WHAT THE EXERCISE ASKS | Return the full material exactly.

WORKING DATA |
● ● ● ● ● ● ●

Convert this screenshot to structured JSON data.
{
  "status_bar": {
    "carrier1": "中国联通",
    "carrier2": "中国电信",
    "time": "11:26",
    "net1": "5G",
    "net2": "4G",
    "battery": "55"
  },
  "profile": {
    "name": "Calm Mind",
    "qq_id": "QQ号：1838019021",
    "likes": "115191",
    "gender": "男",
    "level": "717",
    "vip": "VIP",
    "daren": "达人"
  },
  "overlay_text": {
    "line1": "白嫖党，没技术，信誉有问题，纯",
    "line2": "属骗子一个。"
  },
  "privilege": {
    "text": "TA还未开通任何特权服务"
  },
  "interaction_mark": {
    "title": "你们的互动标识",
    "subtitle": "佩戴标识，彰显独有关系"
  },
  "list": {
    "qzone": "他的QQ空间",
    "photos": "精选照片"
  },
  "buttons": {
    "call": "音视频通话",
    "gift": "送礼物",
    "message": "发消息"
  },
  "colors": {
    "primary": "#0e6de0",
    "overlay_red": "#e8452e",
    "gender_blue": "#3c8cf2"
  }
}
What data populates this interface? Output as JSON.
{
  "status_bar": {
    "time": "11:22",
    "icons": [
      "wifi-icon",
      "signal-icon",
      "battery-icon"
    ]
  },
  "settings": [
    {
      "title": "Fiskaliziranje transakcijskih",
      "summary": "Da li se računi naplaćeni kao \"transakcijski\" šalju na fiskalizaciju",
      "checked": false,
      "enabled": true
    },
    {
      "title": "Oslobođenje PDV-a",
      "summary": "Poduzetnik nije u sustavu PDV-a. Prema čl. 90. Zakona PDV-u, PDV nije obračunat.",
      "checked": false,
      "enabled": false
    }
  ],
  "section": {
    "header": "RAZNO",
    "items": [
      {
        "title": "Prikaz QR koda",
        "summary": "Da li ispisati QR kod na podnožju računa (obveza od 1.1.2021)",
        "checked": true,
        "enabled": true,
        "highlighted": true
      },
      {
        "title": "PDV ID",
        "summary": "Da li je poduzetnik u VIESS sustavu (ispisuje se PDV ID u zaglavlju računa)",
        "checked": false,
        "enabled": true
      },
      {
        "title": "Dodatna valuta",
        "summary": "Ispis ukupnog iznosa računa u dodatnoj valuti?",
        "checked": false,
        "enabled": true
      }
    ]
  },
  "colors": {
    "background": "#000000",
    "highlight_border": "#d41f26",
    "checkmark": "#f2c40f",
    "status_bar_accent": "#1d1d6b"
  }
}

● ● ● ● ● ● ●

ANSWER BELOW |
Convert this screenshot to structured JSON data.
{
  "status_bar": {
    "carrier1": "中国联通",
    "carrier2": "中国电信",
    "time": "11:26",
    "net1": "5G",
    "net2": "4G",
    "battery": "55"
  },
  "profile": {
    "name": "Calm Mind",
    "qq_id": "QQ号：1838019021",
    "likes": "115191",
    "gender": "男",
    "level": "717",
    "vip": "VIP",
    "daren": "达人"
  },
  "overlay_text": {
    "line1": "白嫖党，没技术，信誉有问题，纯",
    "line2": "属骗子一个。"
  },
  "privilege": {
    "text": "TA还未开通任何特权服务"
  },
  "interaction_mark": {
    "title": "你们的互动标识",
    "subtitle": "佩戴标识，彰显独有关系"
  },
  "list": {
    "qzone": "他的QQ空间",
    "photos": "精选照片"
  },
  "buttons": {
    "call": "音视频通话",
    "gift": "送礼物",
    "message": "发消息"
  },
  "colors": {
    "primary": "#0e6de0",
    "overlay_red": "#e8452e",
    "gender_blue": "#3c8cf2"
  }
}
What data populates this interface? Output as JSON.
{
  "status_bar": {
    "time": "11:22",
    "icons": [
      "wifi-icon",
      "signal-icon",
      "battery-icon"
    ]
  },
  "settings": [
    {
      "title": "Fiskaliziranje transakcijskih",
      "summary": "Da li se računi naplaćeni kao \"transakcijski\" šalju na fiskalizaciju",
      "checked": false,
      "enabled": true
    },
    {
      "title": "Oslobođenje PDV-a",
      "summary": "Poduzetnik nije u sustavu PDV-a. Prema čl. 90. Zakona PDV-u, PDV nije obračunat.",
      "checked": false,
      "enabled": false
    }
  ],
  "section": {
    "header": "RAZNO",
    "items": [
      {
        "title": "Prikaz QR koda",
        "summary": "Da li ispisati QR kod na podnožju računa (obveza od 1.1.2021)",
        "checked": true,
        "enabled": true,
        "highlighted": true
      },
      {
        "title": "PDV ID",
        "summary": "Da li je poduzetnik u VIESS sustavu (ispisuje se PDV ID u zaglavlju računa)",
        "checked": false,
        "enabled": true
      },
      {
        "title": "Dodatna valuta",
        "summary": "Ispis ukupnog iznosa računa u dodatnoj valuti?",
        "checked": false,
        "enabled": true
      }
    ]
  },
  "colors": {
    "background": "#000000",
    "highlight_border": "#d41f26",
    "checkmark": "#f2c40f",
    "status_bar_accent": "#1d1d6b"
  }
}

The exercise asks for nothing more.